Copy every line of the data that includes the string "false".

(Figure content listings)
======

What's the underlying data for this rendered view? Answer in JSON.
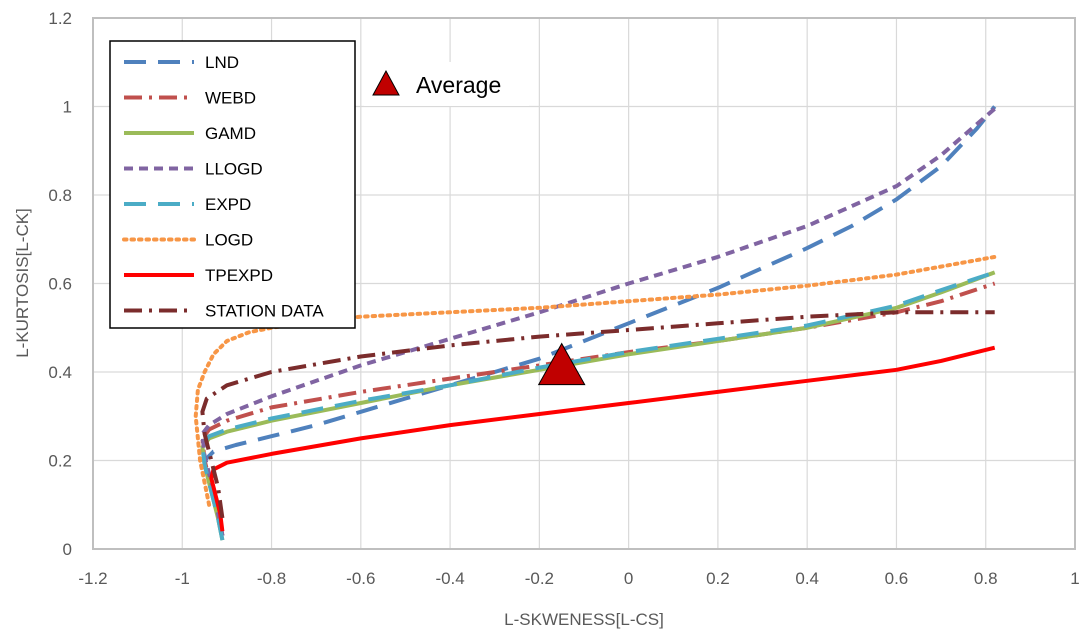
{
  "chart_data": {
    "type": "line",
    "title": "",
    "xlabel": "L-SKWENESS[L-CS]",
    "ylabel": "L-KURTOSIS[L-CK]",
    "xlim": [
      -1.2,
      1
    ],
    "ylim": [
      0,
      1.2
    ],
    "x_ticks": [
      -1.2,
      -1,
      -0.8,
      -0.6,
      -0.4,
      -0.2,
      0,
      0.2,
      0.4,
      0.6,
      0.8,
      1
    ],
    "x_tick_labels": [
      "-1.2",
      "-1",
      "-0.8",
      "-0.6",
      "-0.4",
      "-0.2",
      "0",
      "0.2",
      "0.4",
      "0.6",
      "0.8",
      "1"
    ],
    "y_ticks": [
      0,
      0.2,
      0.4,
      0.6,
      0.8,
      1,
      1.2
    ],
    "y_tick_labels": [
      "0",
      "0.2",
      "0.4",
      "0.6",
      "0.8",
      "1",
      "1.2"
    ],
    "grid": true,
    "legend_position": "top-left",
    "series": [
      {
        "name": "LND",
        "color": "#4f81bd",
        "dash": "long-dash",
        "x": [
          -0.91,
          -0.915,
          -0.93,
          -0.945,
          -0.95,
          -0.93,
          -0.88,
          -0.8,
          -0.7,
          -0.6,
          -0.5,
          -0.4,
          -0.3,
          -0.2,
          -0.1,
          0,
          0.1,
          0.2,
          0.3,
          0.4,
          0.5,
          0.6,
          0.7,
          0.78,
          0.82
        ],
        "values": [
          0.03,
          0.06,
          0.12,
          0.17,
          0.2,
          0.22,
          0.235,
          0.255,
          0.28,
          0.31,
          0.34,
          0.37,
          0.4,
          0.43,
          0.47,
          0.51,
          0.55,
          0.59,
          0.635,
          0.68,
          0.73,
          0.79,
          0.865,
          0.95,
          1.0
        ]
      },
      {
        "name": "WEBD",
        "color": "#c0504d",
        "dash": "dash-dot",
        "x": [
          -0.91,
          -0.92,
          -0.935,
          -0.95,
          -0.955,
          -0.94,
          -0.9,
          -0.8,
          -0.6,
          -0.4,
          -0.2,
          0,
          0.2,
          0.4,
          0.6,
          0.7,
          0.82
        ],
        "values": [
          0.03,
          0.08,
          0.14,
          0.2,
          0.25,
          0.27,
          0.29,
          0.32,
          0.355,
          0.385,
          0.415,
          0.445,
          0.47,
          0.5,
          0.535,
          0.56,
          0.6
        ]
      },
      {
        "name": "GAMD",
        "color": "#9bbb59",
        "dash": "solid",
        "x": [
          -0.91,
          -0.92,
          -0.935,
          -0.95,
          -0.955,
          -0.94,
          -0.9,
          -0.8,
          -0.6,
          -0.4,
          -0.2,
          0,
          0.2,
          0.4,
          0.6,
          0.7,
          0.82
        ],
        "values": [
          0.02,
          0.07,
          0.13,
          0.19,
          0.23,
          0.25,
          0.265,
          0.29,
          0.33,
          0.37,
          0.405,
          0.44,
          0.47,
          0.5,
          0.545,
          0.58,
          0.625
        ]
      },
      {
        "name": "LLOGD",
        "color": "#8064a2",
        "dash": "short-dash",
        "x": [
          -0.91,
          -0.92,
          -0.935,
          -0.95,
          -0.955,
          -0.94,
          -0.9,
          -0.8,
          -0.6,
          -0.4,
          -0.2,
          0,
          0.2,
          0.4,
          0.6,
          0.7,
          0.82
        ],
        "values": [
          0.03,
          0.08,
          0.15,
          0.21,
          0.26,
          0.28,
          0.305,
          0.345,
          0.415,
          0.475,
          0.535,
          0.6,
          0.66,
          0.73,
          0.82,
          0.89,
          0.995
        ]
      },
      {
        "name": "EXPD",
        "color": "#4bacc6",
        "dash": "long-dash",
        "x": [
          -0.91,
          -0.92,
          -0.935,
          -0.95,
          -0.955,
          -0.94,
          -0.9,
          -0.8,
          -0.6,
          -0.4,
          -0.2,
          0,
          0.2,
          0.4,
          0.6,
          0.7,
          0.82
        ],
        "values": [
          0.02,
          0.07,
          0.13,
          0.19,
          0.235,
          0.255,
          0.27,
          0.295,
          0.335,
          0.37,
          0.41,
          0.445,
          0.475,
          0.505,
          0.55,
          0.585,
          0.625
        ]
      },
      {
        "name": "LOGD",
        "color": "#f79646",
        "dash": "dotted",
        "x": [
          -0.94,
          -0.96,
          -0.97,
          -0.965,
          -0.95,
          -0.93,
          -0.9,
          -0.85,
          -0.8,
          -0.7,
          -0.6,
          -0.4,
          -0.2,
          0,
          0.2,
          0.4,
          0.6,
          0.82
        ],
        "values": [
          0.1,
          0.2,
          0.3,
          0.36,
          0.4,
          0.44,
          0.47,
          0.49,
          0.5,
          0.515,
          0.525,
          0.535,
          0.545,
          0.56,
          0.575,
          0.595,
          0.62,
          0.66
        ]
      },
      {
        "name": "TPEXPD",
        "color": "#ff0000",
        "dash": "solid",
        "x": [
          -0.91,
          -0.915,
          -0.925,
          -0.935,
          -0.93,
          -0.9,
          -0.8,
          -0.6,
          -0.4,
          -0.2,
          0,
          0.2,
          0.4,
          0.6,
          0.7,
          0.82
        ],
        "values": [
          0.04,
          0.08,
          0.12,
          0.16,
          0.18,
          0.195,
          0.215,
          0.25,
          0.28,
          0.305,
          0.33,
          0.355,
          0.38,
          0.405,
          0.425,
          0.455
        ]
      },
      {
        "name": "STATION DATA",
        "color": "#7b2c2c",
        "dash": "dash-dot",
        "x": [
          -0.91,
          -0.92,
          -0.935,
          -0.95,
          -0.955,
          -0.945,
          -0.9,
          -0.8,
          -0.6,
          -0.4,
          -0.2,
          0,
          0.2,
          0.4,
          0.6,
          0.7,
          0.82
        ],
        "values": [
          0.07,
          0.14,
          0.2,
          0.26,
          0.31,
          0.34,
          0.37,
          0.4,
          0.435,
          0.46,
          0.48,
          0.495,
          0.51,
          0.525,
          0.535,
          0.535,
          0.535
        ]
      }
    ],
    "annotations": [
      {
        "name": "Average",
        "marker": "triangle",
        "color": "#c00000",
        "x": -0.15,
        "y": 0.41
      }
    ]
  }
}
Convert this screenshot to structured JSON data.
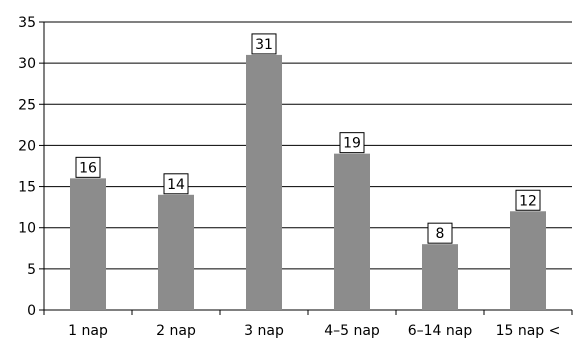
{
  "chart_data": {
    "type": "bar",
    "categories": [
      "1 nap",
      "2 nap",
      "3 nap",
      "4–5 nap",
      "6–14 nap",
      "15 nap <"
    ],
    "values": [
      16,
      14,
      31,
      19,
      8,
      12
    ],
    "ylim": [
      0,
      35
    ],
    "yticks": [
      0,
      5,
      10,
      15,
      20,
      25,
      30,
      35
    ],
    "grid": true,
    "bar_color": "#8c8c8c",
    "data_labels": true
  }
}
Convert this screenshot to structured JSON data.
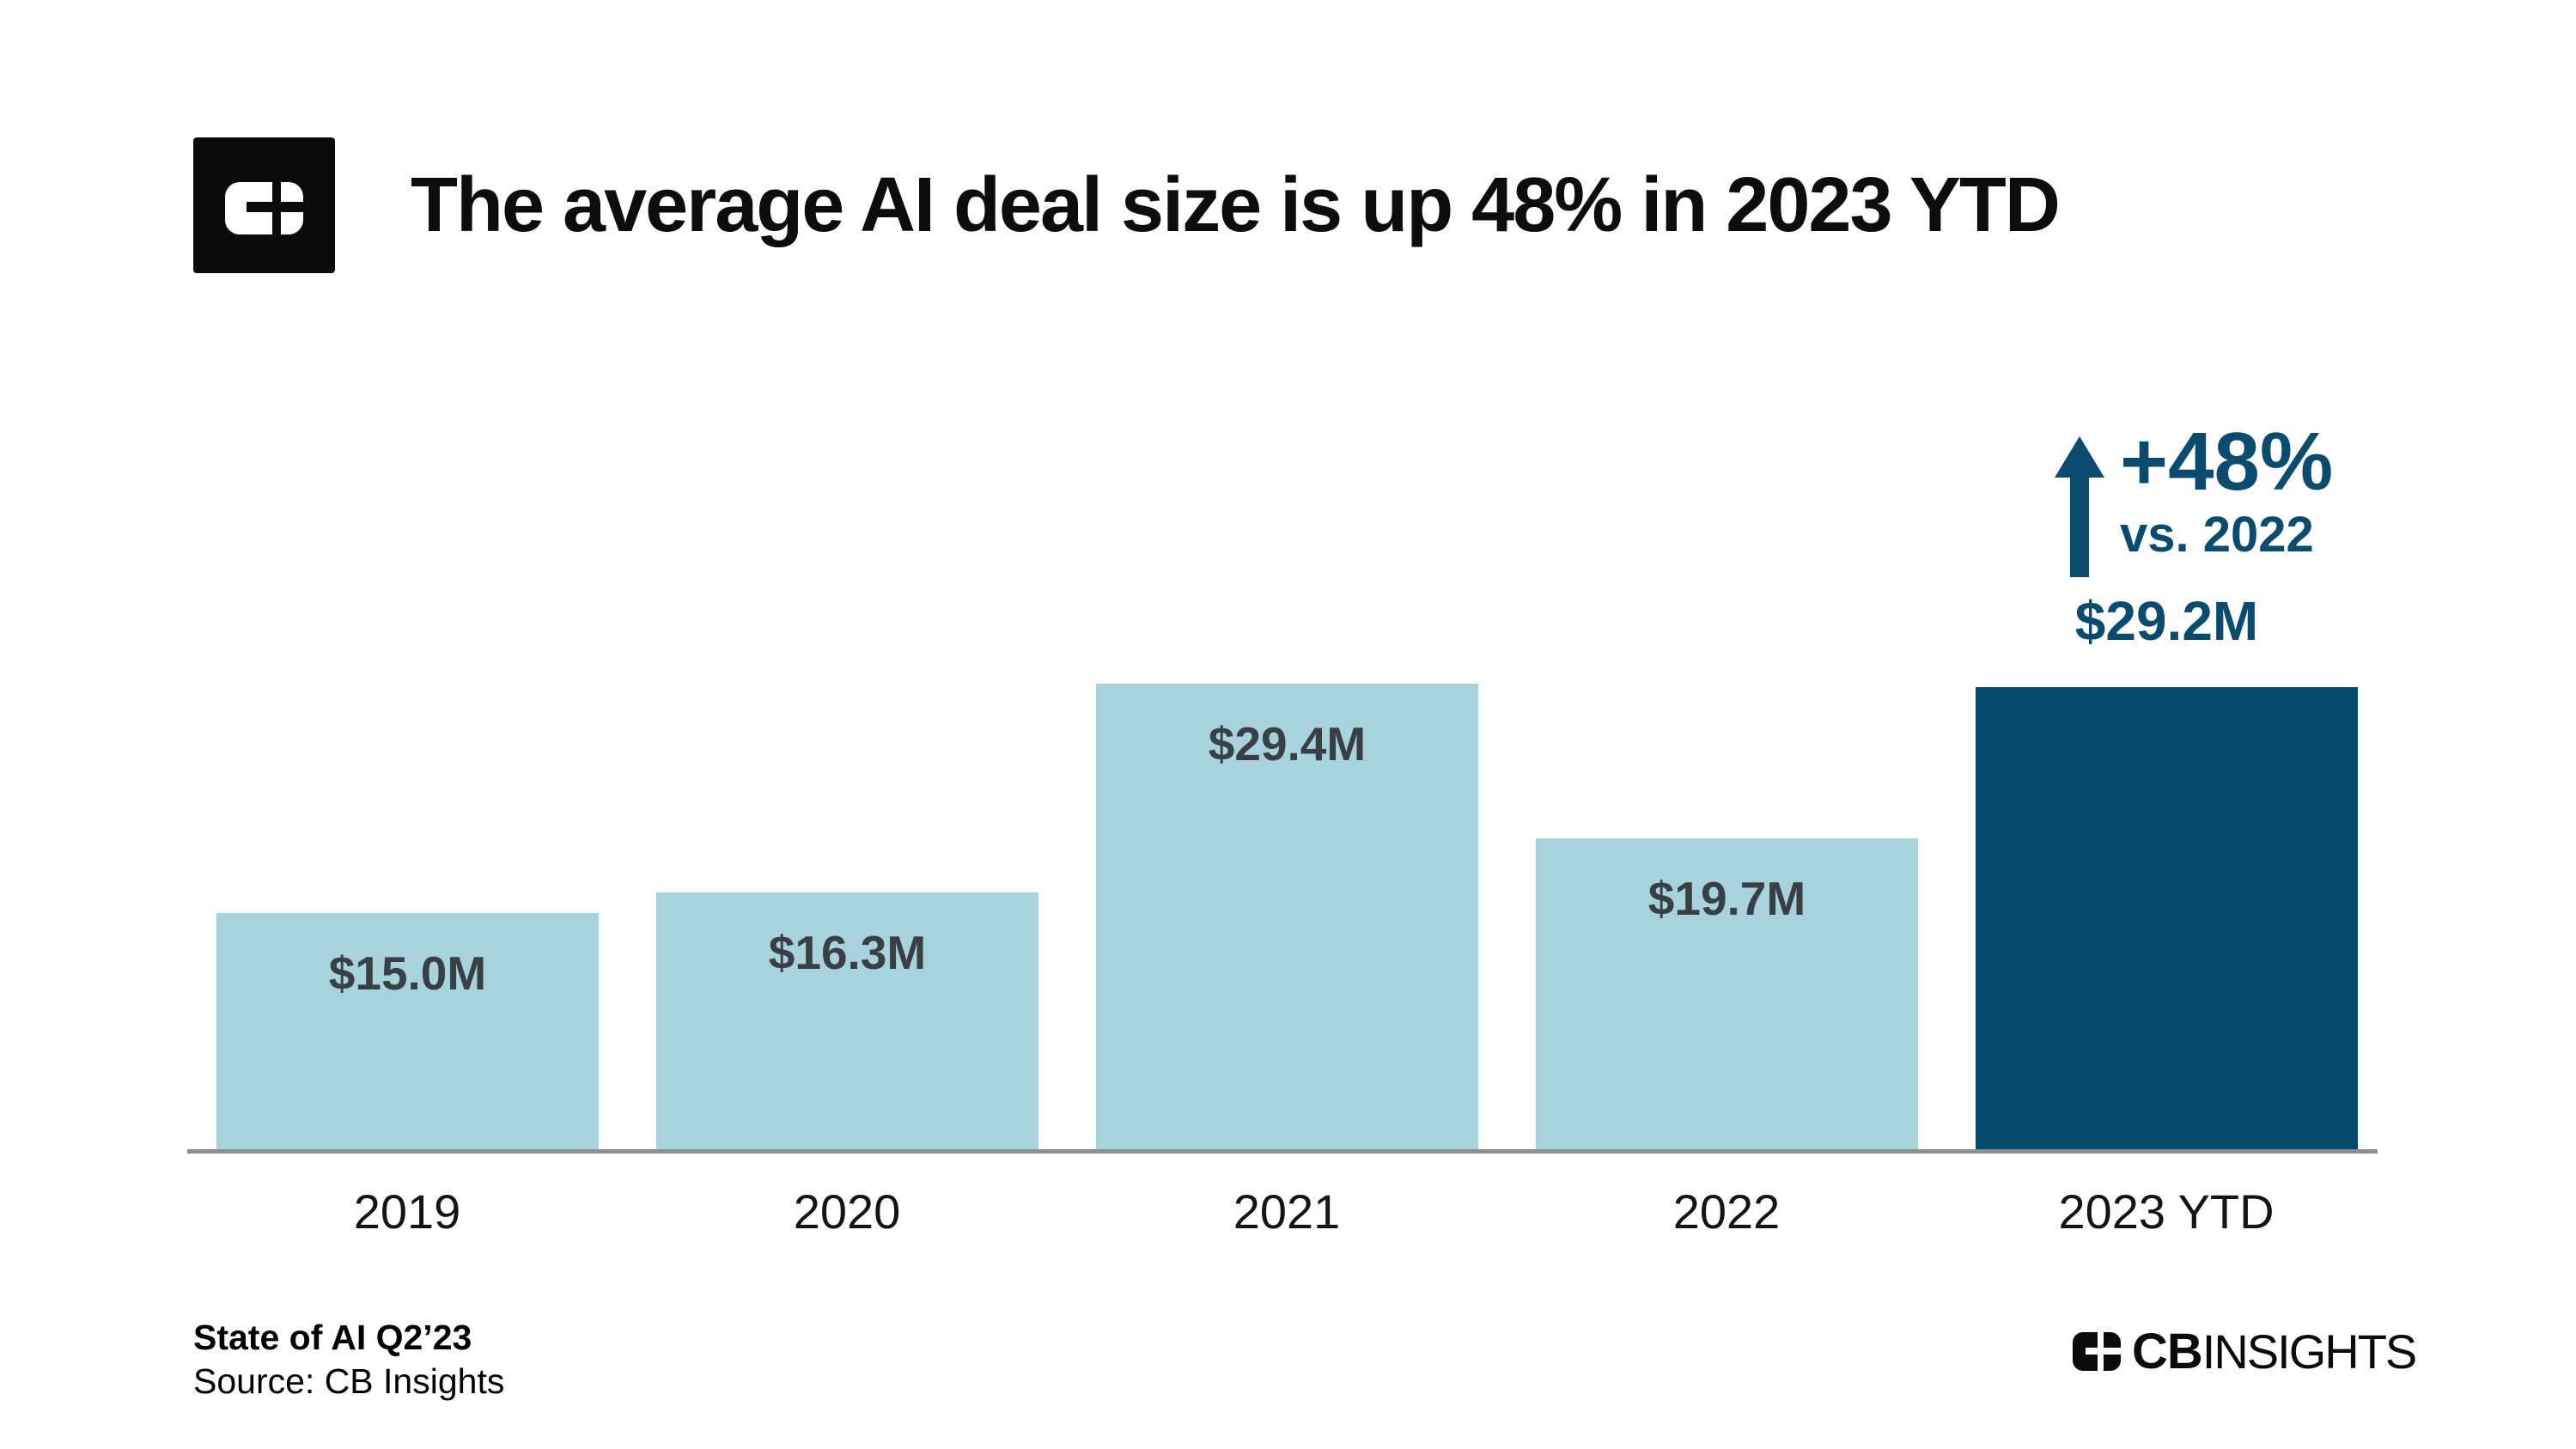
{
  "header": {
    "title": "The average AI deal size is up 48% in 2023 YTD",
    "logo_icon": "cb-insights-logo-mark"
  },
  "chart_data": {
    "type": "bar",
    "title": "The average AI deal size is up 48% in 2023 YTD",
    "categories": [
      "2019",
      "2020",
      "2021",
      "2022",
      "2023 YTD"
    ],
    "values": [
      15.0,
      16.3,
      29.4,
      19.7,
      29.2
    ],
    "value_labels": [
      "$15.0M",
      "$16.3M",
      "$29.4M",
      "$19.7M",
      "$29.2M"
    ],
    "highlight_index": 4,
    "bar_colors": [
      "#a8d3dd",
      "#a8d3dd",
      "#a8d3dd",
      "#a8d3dd",
      "#07496b"
    ],
    "grid": false,
    "legend": false,
    "y_axis_visible": false,
    "annotation": {
      "icon": "up-arrow-icon",
      "delta": "+48%",
      "comparison": "vs. 2022",
      "highlighted_value": "$29.2M"
    }
  },
  "footer": {
    "report_title": "State of AI Q2’23",
    "source": "Source: CB Insights",
    "brand": {
      "cb": "CB",
      "insights": "INSIGHTS"
    }
  },
  "colors": {
    "accent_dark": "#0b4b6d",
    "bar_light": "#a8d3dd",
    "value_label_dark": "#384046",
    "axis_line": "#8c8e90",
    "text": "#111111"
  }
}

======

* OUTPUT FOR THIS TASK
    "grid": false,
    "legend": false,
    "y_axis_visible": false,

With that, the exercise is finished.